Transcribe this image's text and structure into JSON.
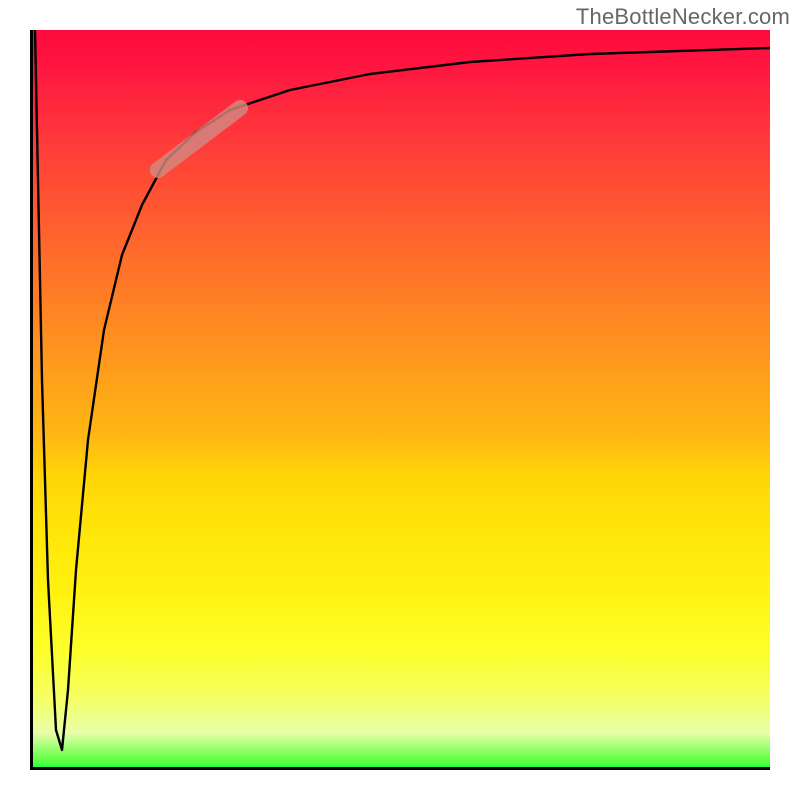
{
  "attribution": "TheBottleNecker.com",
  "colors": {
    "gradient_top": "#ff0a3c",
    "gradient_bottom": "#00ff50",
    "highlight_pill": "#d48981",
    "curve": "#000000",
    "axis": "#000000"
  },
  "chart_data": {
    "type": "line",
    "title": "",
    "xlabel": "",
    "ylabel": "",
    "xlim": [
      0,
      100
    ],
    "ylim": [
      0,
      100
    ],
    "x": [
      0,
      1,
      2,
      3,
      4,
      5,
      6,
      8,
      10,
      12,
      15,
      18,
      22,
      27,
      35,
      45,
      60,
      80,
      100
    ],
    "values": [
      100,
      70,
      40,
      15,
      2,
      15,
      40,
      60,
      70,
      76,
      82,
      85,
      88,
      90,
      92,
      94,
      95.5,
      96.5,
      97
    ],
    "annotations": [
      {
        "type": "highlight_segment",
        "x0": 18,
        "y0": 83,
        "x1": 30,
        "y1": 90
      }
    ],
    "background": "vertical_gradient_heat",
    "grid": false,
    "legend": false
  }
}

Direction
Without including any picture, repeat the data exactly.

Response below
Transcribe this image's text and structure into JSON.
{
  "attribution": "TheBottleNecker.com",
  "colors": {
    "gradient_top": "#ff0a3c",
    "gradient_bottom": "#00ff50",
    "highlight_pill": "#d48981",
    "curve": "#000000",
    "axis": "#000000"
  },
  "chart_data": {
    "type": "line",
    "title": "",
    "xlabel": "",
    "ylabel": "",
    "xlim": [
      0,
      100
    ],
    "ylim": [
      0,
      100
    ],
    "x": [
      0,
      1,
      2,
      3,
      4,
      5,
      6,
      8,
      10,
      12,
      15,
      18,
      22,
      27,
      35,
      45,
      60,
      80,
      100
    ],
    "values": [
      100,
      70,
      40,
      15,
      2,
      15,
      40,
      60,
      70,
      76,
      82,
      85,
      88,
      90,
      92,
      94,
      95.5,
      96.5,
      97
    ],
    "annotations": [
      {
        "type": "highlight_segment",
        "x0": 18,
        "y0": 83,
        "x1": 30,
        "y1": 90
      }
    ],
    "background": "vertical_gradient_heat",
    "grid": false,
    "legend": false
  }
}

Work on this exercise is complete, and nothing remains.